*Short problem*
Copy each entry as it stands, leaving nothing out.

──────

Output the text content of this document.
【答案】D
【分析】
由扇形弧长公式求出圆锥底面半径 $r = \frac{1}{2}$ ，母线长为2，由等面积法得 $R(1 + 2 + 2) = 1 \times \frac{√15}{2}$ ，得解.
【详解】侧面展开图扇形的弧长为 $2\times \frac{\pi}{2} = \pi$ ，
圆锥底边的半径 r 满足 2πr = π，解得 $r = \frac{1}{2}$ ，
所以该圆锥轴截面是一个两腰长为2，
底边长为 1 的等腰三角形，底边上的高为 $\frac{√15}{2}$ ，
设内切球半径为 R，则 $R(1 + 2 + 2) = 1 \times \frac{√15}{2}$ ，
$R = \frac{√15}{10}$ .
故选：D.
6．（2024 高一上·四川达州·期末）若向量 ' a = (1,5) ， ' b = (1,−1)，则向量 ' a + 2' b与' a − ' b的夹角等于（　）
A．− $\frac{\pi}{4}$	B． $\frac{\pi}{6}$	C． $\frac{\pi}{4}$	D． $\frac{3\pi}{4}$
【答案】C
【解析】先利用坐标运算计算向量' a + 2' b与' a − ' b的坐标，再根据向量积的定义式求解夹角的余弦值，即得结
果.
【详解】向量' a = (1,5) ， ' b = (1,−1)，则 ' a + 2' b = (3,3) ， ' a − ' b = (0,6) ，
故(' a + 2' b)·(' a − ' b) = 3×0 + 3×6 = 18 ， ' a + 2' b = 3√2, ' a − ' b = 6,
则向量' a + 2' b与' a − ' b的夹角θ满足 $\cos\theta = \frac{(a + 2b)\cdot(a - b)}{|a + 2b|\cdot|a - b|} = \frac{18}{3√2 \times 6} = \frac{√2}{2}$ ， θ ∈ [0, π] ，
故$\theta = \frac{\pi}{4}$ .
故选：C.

──────

*Response*
Output the text content of this document.
【答案】D
【分析】
由扇形弧长公式求出圆锥底面半径 $r = \frac{1}{2}$ ，母线长为2，由等面积法得 $R(1 + 2 + 2) = 1 \times \frac{√15}{2}$ ，得解.
【详解】侧面展开图扇形的弧长为 $2\times \frac{\pi}{2} = \pi$ ，
圆锥底边的半径 r 满足 2πr = π，解得 $r = \frac{1}{2}$ ，
所以该圆锥轴截面是一个两腰长为2，
底边长为 1 的等腰三角形，底边上的高为 $\frac{√15}{2}$ ，
设内切球半径为 R，则 $R(1 + 2 + 2) = 1 \times \frac{√15}{2}$ ，
$R = \frac{√15}{10}$ .
故选：D.
6．（2024 高一上·四川达州·期末）若向量 ' a = (1,5) ， ' b = (1,−1)，则向量 ' a + 2' b与' a − ' b的夹角等于（　）
A．− $\frac{\pi}{4}$	B． $\frac{\pi}{6}$	C． $\frac{\pi}{4}$	D． $\frac{3\pi}{4}$
【答案】C
【解析】先利用坐标运算计算向量' a + 2' b与' a − ' b的坐标，再根据向量积的定义式求解夹角的余弦值，即得结
果.
【详解】向量' a = (1,5) ， ' b = (1,−1)，则 ' a + 2' b = (3,3) ， ' a − ' b = (0,6) ，
故(' a + 2' b)·(' a − ' b) = 3×0 + 3×6 = 18 ， ' a + 2' b = 3√2, ' a − ' b = 6,
则向量' a + 2' b与' a − ' b的夹角θ满足 $\cos\theta = \frac{(a + 2b)\cdot(a - b)}{|a + 2b|\cdot|a - b|} = \frac{18}{3√2 \times 6} = \frac{√2}{2}$ ， θ ∈ [0, π] ，
故$\theta = \frac{\pi}{4}$ .
故选：C.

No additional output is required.